GIVEN DATA

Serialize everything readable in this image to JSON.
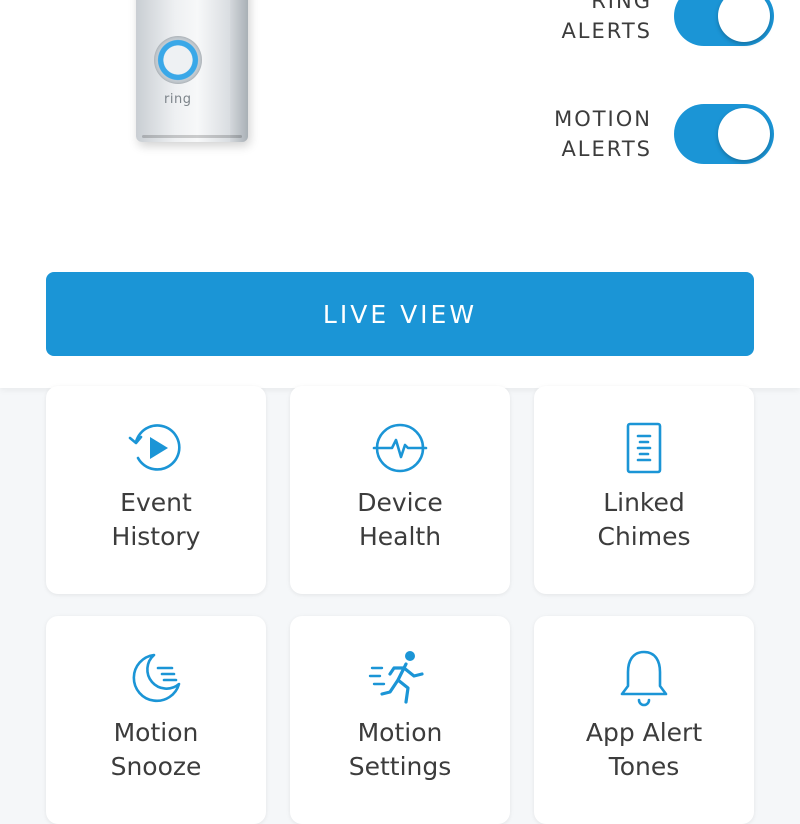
{
  "device": {
    "brand": "ring"
  },
  "toggles": {
    "ring_alerts": {
      "label_line1": "RING",
      "label_line2": "ALERTS",
      "on": true
    },
    "motion_alerts": {
      "label_line1": "MOTION",
      "label_line2": "ALERTS",
      "on": true
    }
  },
  "live_view": {
    "label": "LIVE VIEW"
  },
  "tiles": [
    {
      "label": "Event\nHistory",
      "icon": "event-history-icon"
    },
    {
      "label": "Device\nHealth",
      "icon": "device-health-icon"
    },
    {
      "label": "Linked\nChimes",
      "icon": "linked-chimes-icon"
    },
    {
      "label": "Motion\nSnooze",
      "icon": "motion-snooze-icon"
    },
    {
      "label": "Motion\nSettings",
      "icon": "motion-settings-icon"
    },
    {
      "label": "App Alert\nTones",
      "icon": "app-alert-tones-icon"
    }
  ],
  "colors": {
    "accent": "#1b95d6",
    "text": "#3c3c3c",
    "background": "#f5f7f9"
  }
}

WRITTEN TASK
Exclude the pictures, and transcribe all of the material exactly.

EXERCISE RESULT
Serialize everything readable in this image to JSON.
{
  "device": {
    "brand": "ring"
  },
  "toggles": {
    "ring_alerts": {
      "label_line1": "RING",
      "label_line2": "ALERTS",
      "on": true
    },
    "motion_alerts": {
      "label_line1": "MOTION",
      "label_line2": "ALERTS",
      "on": true
    }
  },
  "live_view": {
    "label": "LIVE VIEW"
  },
  "tiles": [
    {
      "label": "Event\nHistory",
      "icon": "event-history-icon"
    },
    {
      "label": "Device\nHealth",
      "icon": "device-health-icon"
    },
    {
      "label": "Linked\nChimes",
      "icon": "linked-chimes-icon"
    },
    {
      "label": "Motion\nSnooze",
      "icon": "motion-snooze-icon"
    },
    {
      "label": "Motion\nSettings",
      "icon": "motion-settings-icon"
    },
    {
      "label": "App Alert\nTones",
      "icon": "app-alert-tones-icon"
    }
  ],
  "colors": {
    "accent": "#1b95d6",
    "text": "#3c3c3c",
    "background": "#f5f7f9"
  }
}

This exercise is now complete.